— Working data —
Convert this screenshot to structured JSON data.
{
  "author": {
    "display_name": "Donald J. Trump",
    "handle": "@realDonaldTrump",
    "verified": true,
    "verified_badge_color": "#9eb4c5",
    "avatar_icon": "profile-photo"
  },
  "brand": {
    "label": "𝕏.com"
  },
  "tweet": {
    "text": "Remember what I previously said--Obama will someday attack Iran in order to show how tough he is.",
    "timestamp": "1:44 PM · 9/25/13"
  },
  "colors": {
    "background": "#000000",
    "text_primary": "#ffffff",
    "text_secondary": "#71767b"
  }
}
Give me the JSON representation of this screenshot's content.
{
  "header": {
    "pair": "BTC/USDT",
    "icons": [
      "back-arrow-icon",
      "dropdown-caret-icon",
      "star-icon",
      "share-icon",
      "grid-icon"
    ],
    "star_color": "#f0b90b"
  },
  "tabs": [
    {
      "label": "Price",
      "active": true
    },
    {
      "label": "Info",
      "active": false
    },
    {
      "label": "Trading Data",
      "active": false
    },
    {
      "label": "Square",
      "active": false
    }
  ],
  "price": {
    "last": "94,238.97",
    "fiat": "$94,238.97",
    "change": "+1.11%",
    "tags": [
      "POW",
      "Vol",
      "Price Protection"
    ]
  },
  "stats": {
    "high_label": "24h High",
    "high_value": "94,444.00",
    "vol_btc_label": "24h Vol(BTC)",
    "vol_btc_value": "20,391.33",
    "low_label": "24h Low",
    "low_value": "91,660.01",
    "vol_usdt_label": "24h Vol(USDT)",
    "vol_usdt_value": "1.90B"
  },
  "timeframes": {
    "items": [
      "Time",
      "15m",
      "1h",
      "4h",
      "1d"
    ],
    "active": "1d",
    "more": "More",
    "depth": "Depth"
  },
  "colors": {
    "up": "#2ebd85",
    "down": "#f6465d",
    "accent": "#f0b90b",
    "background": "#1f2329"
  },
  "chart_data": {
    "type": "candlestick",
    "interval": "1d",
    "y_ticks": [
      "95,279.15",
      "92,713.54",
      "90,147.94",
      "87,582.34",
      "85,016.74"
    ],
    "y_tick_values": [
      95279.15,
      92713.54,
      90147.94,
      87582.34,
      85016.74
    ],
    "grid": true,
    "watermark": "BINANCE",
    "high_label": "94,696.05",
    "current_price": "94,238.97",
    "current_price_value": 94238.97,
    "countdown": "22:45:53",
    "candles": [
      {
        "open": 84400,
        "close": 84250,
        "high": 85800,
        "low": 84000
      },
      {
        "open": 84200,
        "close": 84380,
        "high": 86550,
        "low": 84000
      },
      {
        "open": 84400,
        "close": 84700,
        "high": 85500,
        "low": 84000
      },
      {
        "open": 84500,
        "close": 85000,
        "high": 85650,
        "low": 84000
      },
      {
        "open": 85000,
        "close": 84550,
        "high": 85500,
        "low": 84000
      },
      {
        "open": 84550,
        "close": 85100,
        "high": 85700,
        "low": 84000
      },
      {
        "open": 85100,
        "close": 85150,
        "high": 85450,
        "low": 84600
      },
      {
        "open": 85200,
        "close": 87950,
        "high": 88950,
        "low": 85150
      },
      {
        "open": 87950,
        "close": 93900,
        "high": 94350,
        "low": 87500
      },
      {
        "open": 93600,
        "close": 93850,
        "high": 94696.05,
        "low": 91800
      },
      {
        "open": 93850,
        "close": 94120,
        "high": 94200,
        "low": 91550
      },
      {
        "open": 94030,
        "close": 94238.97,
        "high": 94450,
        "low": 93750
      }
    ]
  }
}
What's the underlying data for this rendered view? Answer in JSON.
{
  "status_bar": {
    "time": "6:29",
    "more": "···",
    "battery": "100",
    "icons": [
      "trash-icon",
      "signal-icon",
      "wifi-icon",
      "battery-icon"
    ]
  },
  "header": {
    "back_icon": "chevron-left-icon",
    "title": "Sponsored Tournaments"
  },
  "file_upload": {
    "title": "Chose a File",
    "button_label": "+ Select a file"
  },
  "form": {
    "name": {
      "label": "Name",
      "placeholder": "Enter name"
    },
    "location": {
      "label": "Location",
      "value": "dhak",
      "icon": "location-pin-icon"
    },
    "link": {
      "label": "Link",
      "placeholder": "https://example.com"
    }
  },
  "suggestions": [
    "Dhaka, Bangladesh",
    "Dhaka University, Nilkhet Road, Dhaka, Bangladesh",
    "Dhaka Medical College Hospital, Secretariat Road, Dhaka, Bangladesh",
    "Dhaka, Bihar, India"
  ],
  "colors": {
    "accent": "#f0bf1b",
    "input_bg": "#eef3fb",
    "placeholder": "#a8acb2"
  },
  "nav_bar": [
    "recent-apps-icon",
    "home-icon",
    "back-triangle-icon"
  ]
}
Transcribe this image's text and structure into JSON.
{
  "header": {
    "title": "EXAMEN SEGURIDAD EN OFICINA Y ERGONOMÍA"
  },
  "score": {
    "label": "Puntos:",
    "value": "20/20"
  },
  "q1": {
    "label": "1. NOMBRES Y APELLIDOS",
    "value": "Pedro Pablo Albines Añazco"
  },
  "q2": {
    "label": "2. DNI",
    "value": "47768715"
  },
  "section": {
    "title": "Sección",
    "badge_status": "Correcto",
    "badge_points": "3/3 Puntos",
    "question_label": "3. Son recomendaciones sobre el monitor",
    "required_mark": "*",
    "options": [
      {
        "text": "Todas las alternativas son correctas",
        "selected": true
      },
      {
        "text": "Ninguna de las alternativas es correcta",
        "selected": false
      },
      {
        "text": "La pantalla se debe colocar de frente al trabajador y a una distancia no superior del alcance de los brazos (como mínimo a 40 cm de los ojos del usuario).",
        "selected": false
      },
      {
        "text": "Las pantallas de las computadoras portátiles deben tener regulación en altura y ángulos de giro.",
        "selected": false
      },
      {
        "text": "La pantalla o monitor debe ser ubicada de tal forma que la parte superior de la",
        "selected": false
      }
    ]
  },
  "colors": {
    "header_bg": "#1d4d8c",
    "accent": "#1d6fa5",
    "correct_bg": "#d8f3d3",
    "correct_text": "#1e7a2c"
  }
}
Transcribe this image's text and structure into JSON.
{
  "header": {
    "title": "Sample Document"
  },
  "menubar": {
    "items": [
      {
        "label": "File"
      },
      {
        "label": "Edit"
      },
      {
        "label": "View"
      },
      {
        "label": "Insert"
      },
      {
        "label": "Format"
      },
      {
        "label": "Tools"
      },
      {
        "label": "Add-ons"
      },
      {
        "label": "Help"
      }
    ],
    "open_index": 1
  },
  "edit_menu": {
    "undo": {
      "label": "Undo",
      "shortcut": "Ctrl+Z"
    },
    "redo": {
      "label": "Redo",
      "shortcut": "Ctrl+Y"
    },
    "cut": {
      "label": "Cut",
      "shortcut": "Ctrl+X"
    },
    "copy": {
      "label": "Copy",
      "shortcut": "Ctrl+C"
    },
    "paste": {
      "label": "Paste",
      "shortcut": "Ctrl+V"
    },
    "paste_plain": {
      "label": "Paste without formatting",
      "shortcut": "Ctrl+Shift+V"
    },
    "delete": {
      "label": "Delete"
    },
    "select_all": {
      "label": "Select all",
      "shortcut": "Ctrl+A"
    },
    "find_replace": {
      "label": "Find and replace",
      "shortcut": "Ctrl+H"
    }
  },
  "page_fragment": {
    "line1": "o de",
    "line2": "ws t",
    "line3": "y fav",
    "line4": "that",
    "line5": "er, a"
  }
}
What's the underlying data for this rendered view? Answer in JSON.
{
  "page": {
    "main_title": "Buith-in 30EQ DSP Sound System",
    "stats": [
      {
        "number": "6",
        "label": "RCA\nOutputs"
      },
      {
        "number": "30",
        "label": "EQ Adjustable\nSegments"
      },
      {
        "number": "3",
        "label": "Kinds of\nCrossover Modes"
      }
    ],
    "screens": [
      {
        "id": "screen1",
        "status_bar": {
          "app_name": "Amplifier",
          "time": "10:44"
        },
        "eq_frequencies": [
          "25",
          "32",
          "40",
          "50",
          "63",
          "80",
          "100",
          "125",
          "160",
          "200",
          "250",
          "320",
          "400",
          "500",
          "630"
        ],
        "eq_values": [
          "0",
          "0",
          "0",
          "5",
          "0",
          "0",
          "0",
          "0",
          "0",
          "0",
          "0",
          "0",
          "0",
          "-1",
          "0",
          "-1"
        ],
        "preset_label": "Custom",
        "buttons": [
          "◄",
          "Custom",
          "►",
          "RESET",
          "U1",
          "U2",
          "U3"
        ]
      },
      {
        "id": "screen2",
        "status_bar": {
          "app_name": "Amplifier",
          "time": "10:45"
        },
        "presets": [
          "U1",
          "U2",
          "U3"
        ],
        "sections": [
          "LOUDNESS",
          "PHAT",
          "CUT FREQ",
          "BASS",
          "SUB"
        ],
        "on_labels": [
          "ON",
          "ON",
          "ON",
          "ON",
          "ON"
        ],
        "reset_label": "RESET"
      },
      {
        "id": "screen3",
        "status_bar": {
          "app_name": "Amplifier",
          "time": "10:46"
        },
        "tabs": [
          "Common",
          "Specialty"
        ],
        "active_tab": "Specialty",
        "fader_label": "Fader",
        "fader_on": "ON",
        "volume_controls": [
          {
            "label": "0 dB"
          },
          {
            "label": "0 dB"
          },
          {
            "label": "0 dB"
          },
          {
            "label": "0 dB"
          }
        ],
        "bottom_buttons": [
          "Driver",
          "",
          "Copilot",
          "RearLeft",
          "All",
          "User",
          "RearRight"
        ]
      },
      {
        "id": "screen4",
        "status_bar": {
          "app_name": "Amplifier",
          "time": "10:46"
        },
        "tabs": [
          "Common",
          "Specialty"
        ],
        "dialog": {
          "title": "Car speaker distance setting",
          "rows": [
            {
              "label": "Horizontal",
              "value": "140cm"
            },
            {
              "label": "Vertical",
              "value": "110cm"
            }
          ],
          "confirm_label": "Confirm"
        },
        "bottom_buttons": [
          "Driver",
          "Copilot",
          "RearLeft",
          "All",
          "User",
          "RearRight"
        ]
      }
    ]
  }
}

— What needs to be done —
Search the data above for the string "screenshot" and copy each line that has it.

— Correct response —
Convert this screenshot to structured JSON data.
Give me the JSON representation of this screenshot's content.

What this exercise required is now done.